**SUPPLIED RECORDS**:
•••
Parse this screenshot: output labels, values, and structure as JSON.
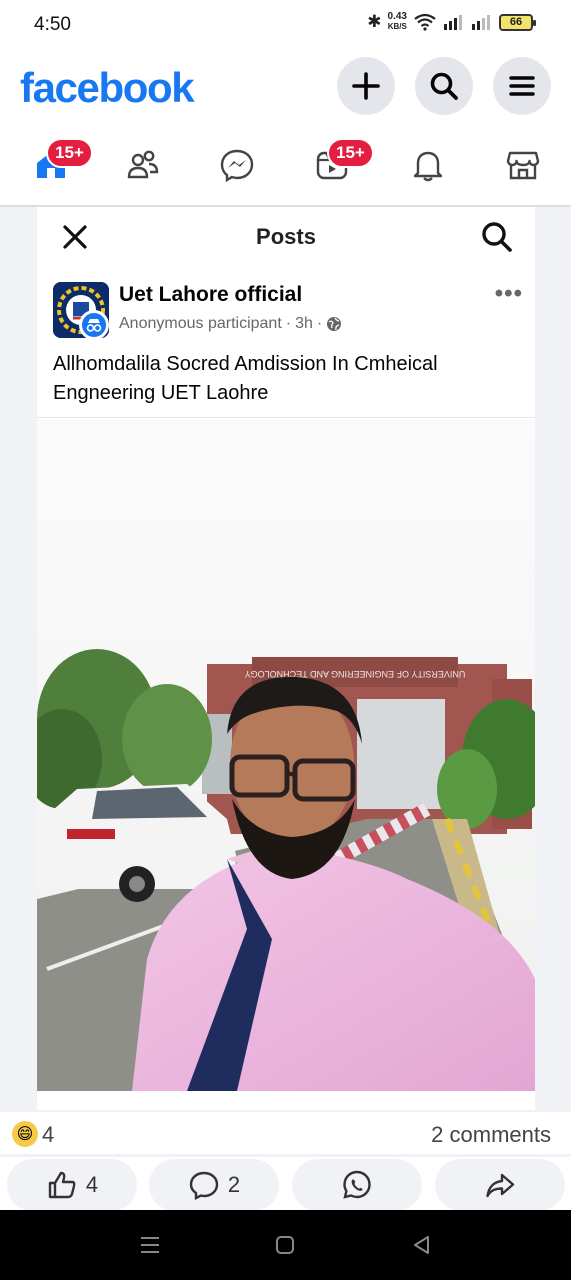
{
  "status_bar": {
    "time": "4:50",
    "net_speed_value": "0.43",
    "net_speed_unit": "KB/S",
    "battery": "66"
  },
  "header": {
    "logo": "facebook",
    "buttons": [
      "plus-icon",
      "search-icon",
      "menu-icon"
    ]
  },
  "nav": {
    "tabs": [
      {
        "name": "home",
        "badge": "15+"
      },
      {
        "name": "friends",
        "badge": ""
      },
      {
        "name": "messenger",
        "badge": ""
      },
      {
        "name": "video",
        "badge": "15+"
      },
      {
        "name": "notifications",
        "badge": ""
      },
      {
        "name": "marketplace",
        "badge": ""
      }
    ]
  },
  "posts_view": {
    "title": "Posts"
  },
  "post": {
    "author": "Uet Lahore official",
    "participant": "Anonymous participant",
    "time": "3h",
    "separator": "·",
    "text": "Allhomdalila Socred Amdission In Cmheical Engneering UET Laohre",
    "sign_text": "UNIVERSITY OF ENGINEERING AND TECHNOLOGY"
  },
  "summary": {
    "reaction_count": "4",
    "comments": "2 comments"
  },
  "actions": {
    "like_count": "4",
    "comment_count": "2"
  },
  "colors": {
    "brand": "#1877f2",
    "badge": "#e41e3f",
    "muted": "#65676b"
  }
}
•••
**TASK DETAILS**: From the listing above, print every entry precisely and drop the pictures.

**EXERCISE OUTPUT**:
Parse this screenshot: output labels, values, and structure as JSON.
{
  "status_bar": {
    "time": "4:50",
    "net_speed_value": "0.43",
    "net_speed_unit": "KB/S",
    "battery": "66"
  },
  "header": {
    "logo": "facebook",
    "buttons": [
      "plus-icon",
      "search-icon",
      "menu-icon"
    ]
  },
  "nav": {
    "tabs": [
      {
        "name": "home",
        "badge": "15+"
      },
      {
        "name": "friends",
        "badge": ""
      },
      {
        "name": "messenger",
        "badge": ""
      },
      {
        "name": "video",
        "badge": "15+"
      },
      {
        "name": "notifications",
        "badge": ""
      },
      {
        "name": "marketplace",
        "badge": ""
      }
    ]
  },
  "posts_view": {
    "title": "Posts"
  },
  "post": {
    "author": "Uet Lahore official",
    "participant": "Anonymous participant",
    "time": "3h",
    "separator": "·",
    "text": "Allhomdalila Socred Amdission In Cmheical Engneering UET Laohre",
    "sign_text": "UNIVERSITY OF ENGINEERING AND TECHNOLOGY"
  },
  "summary": {
    "reaction_count": "4",
    "comments": "2 comments"
  },
  "actions": {
    "like_count": "4",
    "comment_count": "2"
  },
  "colors": {
    "brand": "#1877f2",
    "badge": "#e41e3f",
    "muted": "#65676b"
  }
}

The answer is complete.